*AIM*. Search the listing below for the word "Rione" and copy each line that holds it.

---------- THE INPUT ----------

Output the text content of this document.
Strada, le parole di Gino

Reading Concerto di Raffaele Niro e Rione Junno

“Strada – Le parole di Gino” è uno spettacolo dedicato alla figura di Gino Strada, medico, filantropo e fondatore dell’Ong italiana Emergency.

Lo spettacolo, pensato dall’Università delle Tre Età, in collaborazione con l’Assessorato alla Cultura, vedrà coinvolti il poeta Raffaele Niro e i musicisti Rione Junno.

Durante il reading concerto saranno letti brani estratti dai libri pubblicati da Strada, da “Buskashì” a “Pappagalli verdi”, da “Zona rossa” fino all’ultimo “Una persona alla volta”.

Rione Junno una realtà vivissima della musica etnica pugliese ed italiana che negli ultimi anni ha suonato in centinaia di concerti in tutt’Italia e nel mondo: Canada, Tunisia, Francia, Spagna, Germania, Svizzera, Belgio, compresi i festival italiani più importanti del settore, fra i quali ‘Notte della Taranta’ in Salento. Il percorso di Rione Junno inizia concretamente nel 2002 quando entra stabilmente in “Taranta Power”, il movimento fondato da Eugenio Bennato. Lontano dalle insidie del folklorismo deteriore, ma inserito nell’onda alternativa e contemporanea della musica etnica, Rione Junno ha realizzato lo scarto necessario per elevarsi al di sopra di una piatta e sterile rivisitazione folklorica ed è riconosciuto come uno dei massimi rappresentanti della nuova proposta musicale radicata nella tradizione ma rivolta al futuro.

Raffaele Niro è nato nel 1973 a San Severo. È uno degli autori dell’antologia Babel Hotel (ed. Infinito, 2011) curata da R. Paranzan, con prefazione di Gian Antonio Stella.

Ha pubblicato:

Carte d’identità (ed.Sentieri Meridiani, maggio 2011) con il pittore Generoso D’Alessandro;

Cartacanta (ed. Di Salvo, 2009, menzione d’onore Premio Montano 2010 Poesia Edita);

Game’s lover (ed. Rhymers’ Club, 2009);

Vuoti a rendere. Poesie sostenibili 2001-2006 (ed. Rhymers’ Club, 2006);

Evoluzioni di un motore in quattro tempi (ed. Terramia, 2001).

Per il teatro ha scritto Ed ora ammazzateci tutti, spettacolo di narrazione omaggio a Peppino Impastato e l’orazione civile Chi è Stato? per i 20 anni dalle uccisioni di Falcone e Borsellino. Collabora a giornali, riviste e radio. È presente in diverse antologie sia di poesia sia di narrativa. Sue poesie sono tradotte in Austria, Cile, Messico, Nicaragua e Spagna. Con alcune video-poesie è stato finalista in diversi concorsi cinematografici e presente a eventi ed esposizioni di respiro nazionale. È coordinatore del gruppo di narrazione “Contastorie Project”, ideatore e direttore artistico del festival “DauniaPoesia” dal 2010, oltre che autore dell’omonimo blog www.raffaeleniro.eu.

----------

*OUTPUT BELOW*.
Reading Concerto di Raffaele Niro e Rione Junno
Lo spettacolo, pensato dall’Università delle Tre Età, in collaborazione con l’Assessorato alla Cultura, vedrà coinvolti il poeta Raffaele Niro e i musicisti Rione Junno.
Rione Junno una realtà vivissima della musica etnica pugliese ed italiana che negli ultimi anni ha suonato in centinaia di concerti in tutt’Italia e nel mondo: Canada, Tunisia, Francia, Spagna, Germania, Svizzera, Belgio, compresi i festival italiani più importanti del settore, fra i quali ‘Notte della Taranta’ in Salento. Il percorso di Rione Junno inizia concretamente nel 2002 quando entra stabilmente in “Taranta Power”, il movimento fondato da Eugenio Bennato. Lontano dalle insidie del folklorismo deteriore, ma inserito nell’onda alternativa e contemporanea della musica etnica, Rione Junno ha realizzato lo scarto necessario per elevarsi al di sopra di una piatta e sterile rivisitazione folklorica ed è riconosciuto come uno dei massimi rappresentanti della nuova proposta musicale radicata nella tradizione ma rivolta al futuro.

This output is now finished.